=== Cytowany tekst ===

Projekt uchwały odnośnie zmian w budżecie dotyczył zabezpieczenia kwot m.in. na następujące zadania:
W toku dyskusji nad projektem uchwały, radna Jowita Pawlak zaproponowała, aby na te zadania zabrać pieniądze m.in. z inwestycji – Przebudowa drogi i budowa parkingu na ul. Leśnej (wzdłuż garaży).
W obronie tej inwestycji głos zabrała radna Renata Piwowarczyk (SLD), która wskazała, że przez 4 lata walczyła wraz z radnym Marcinem Wolnym o inwestycję na ulicy Leśnej, a radni poprzedniej kadencji, wśród których byli w większości radni z Nowej, za każdym razem wyrzucali wspomniane zadanie z budżetu gminy. Ci sami radni w kampanii wyborczej obiecywali mieszkańcom ul. Leśnej, że wykonają ten remont, a teraz chcą zabrać pieniądze z tej inwestycji.

=== Zapisane informacje ===

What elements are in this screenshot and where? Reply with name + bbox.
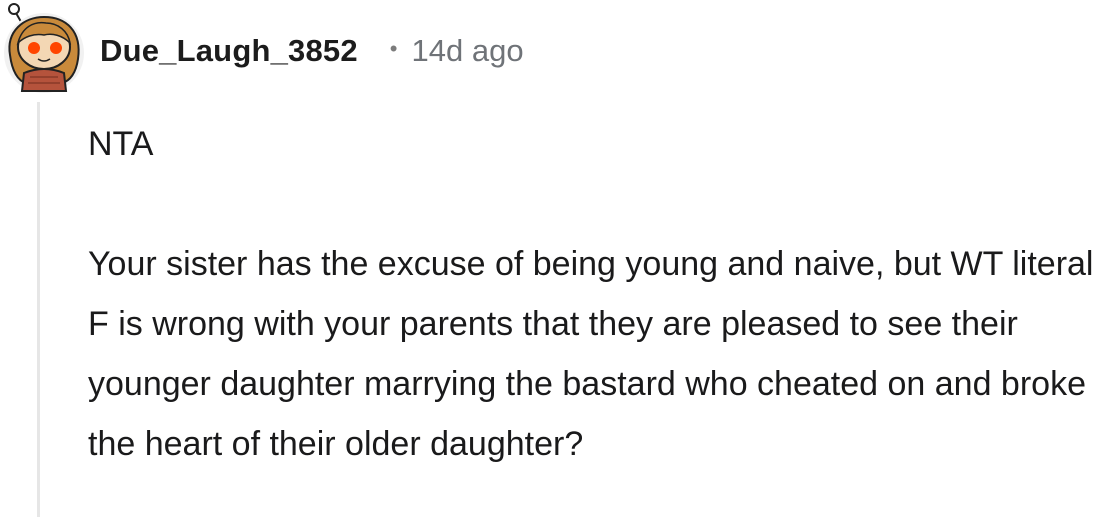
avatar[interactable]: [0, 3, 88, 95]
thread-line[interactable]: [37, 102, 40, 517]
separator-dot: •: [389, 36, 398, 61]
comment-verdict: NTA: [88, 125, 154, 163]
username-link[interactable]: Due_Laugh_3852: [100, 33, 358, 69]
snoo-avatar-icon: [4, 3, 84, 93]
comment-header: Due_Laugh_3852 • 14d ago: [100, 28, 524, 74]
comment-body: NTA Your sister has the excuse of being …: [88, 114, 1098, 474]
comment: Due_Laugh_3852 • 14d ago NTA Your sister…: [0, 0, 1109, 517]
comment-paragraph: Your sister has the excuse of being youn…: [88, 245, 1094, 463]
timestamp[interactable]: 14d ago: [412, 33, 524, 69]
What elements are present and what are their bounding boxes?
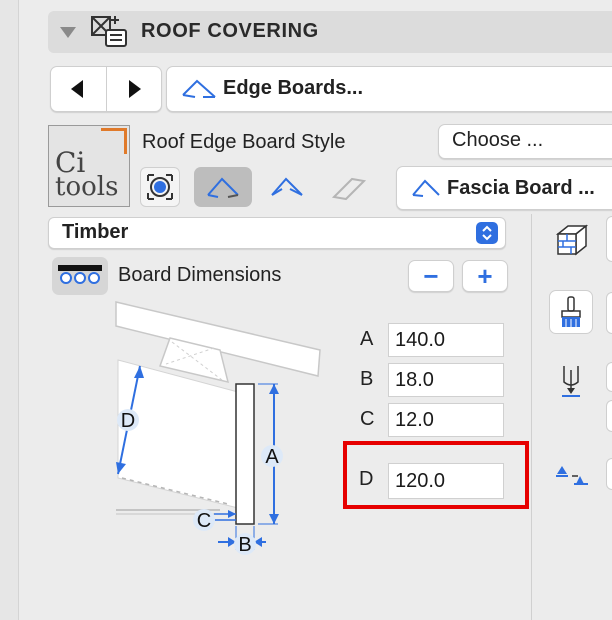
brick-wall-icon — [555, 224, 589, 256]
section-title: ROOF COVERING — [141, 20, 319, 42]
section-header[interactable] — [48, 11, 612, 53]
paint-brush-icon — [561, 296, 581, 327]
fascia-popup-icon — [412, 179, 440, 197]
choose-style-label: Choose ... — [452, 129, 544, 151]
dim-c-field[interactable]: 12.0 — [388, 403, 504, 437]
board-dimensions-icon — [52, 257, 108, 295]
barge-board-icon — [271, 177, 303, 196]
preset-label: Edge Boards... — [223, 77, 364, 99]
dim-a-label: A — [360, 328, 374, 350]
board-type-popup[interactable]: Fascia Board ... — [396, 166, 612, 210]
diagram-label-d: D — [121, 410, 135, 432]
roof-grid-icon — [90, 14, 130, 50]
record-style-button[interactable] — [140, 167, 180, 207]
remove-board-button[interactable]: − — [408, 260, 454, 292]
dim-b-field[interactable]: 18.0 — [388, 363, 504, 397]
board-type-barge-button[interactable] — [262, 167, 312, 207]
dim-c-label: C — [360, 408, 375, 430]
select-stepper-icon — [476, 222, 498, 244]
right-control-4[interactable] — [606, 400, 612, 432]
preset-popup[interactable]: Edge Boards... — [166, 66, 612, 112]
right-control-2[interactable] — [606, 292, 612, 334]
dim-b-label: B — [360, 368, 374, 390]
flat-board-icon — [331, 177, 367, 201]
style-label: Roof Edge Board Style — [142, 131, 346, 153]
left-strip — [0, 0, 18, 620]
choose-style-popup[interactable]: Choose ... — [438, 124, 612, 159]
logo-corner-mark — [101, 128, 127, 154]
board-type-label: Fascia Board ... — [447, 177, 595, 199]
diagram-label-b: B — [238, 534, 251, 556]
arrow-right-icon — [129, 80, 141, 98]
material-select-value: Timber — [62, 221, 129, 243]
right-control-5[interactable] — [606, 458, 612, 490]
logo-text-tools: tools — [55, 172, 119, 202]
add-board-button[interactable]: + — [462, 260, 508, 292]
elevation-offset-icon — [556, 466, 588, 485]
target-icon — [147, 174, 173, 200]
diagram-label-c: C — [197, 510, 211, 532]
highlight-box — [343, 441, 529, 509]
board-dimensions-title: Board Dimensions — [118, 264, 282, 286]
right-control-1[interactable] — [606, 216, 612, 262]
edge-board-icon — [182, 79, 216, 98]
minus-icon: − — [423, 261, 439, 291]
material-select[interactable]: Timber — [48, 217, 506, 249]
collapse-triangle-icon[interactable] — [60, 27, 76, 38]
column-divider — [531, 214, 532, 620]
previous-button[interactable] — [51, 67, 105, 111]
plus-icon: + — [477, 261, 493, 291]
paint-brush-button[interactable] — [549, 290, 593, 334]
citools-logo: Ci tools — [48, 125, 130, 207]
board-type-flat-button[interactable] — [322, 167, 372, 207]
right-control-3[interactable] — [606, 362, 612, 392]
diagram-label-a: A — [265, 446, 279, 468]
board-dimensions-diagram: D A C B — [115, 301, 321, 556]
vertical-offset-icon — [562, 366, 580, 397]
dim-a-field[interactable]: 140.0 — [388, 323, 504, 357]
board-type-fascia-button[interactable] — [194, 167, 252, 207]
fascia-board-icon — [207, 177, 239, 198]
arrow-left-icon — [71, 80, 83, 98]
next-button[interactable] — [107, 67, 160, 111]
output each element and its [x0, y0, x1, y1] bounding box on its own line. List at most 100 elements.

===

**Zadania**
1. Ile lat według tekstu o zmianach w budżecie gminy radna Renata Piwowarczyk walczyła o inwestycję na ulicy Leśnej?
2. Napisz dalszy ciąg tekstu o zmianach w budżecie gminy, zaczynając po jego ostatnim zdaniu.

**Zestaw odpowiedzi**
1. Przez 4 lata.

2.
Ostatecznie radni zagłosowali i uchwałę autorstwa burmistrza Roberta Czapli przyjęli. Przeciwko zagłosowali radni z Nowej. Największe zdziwienie wywołało jednak oświadczenie radnego Andrzeja Kani, który powiedział, że nie poprze wniosku burmistrza. Tak, jakby nie chciał, aby świetlica w Wyszomierzu była wykonana, choć podobno o nią walczył.
Radni odrzucili również uchwałę, która wprowadzała zmianę w statucie sołectw, zrównującą kadencję sołtysów i Rad Sołeckich z kadencją burmistrza i rady miejskiej. Sołectwa są jednostkami pomocniczymi Gminy, zaś każdy z sołtysów jest pomocnikiem burmistrza w realizacji jego zadań. Jest to bardzo ważna zmiana, jednak radni ją po raz kolejny blokują. Niby los terenów wiejskich jest im bliski, jednak w głosowaniach wygląda to inaczej. (ps)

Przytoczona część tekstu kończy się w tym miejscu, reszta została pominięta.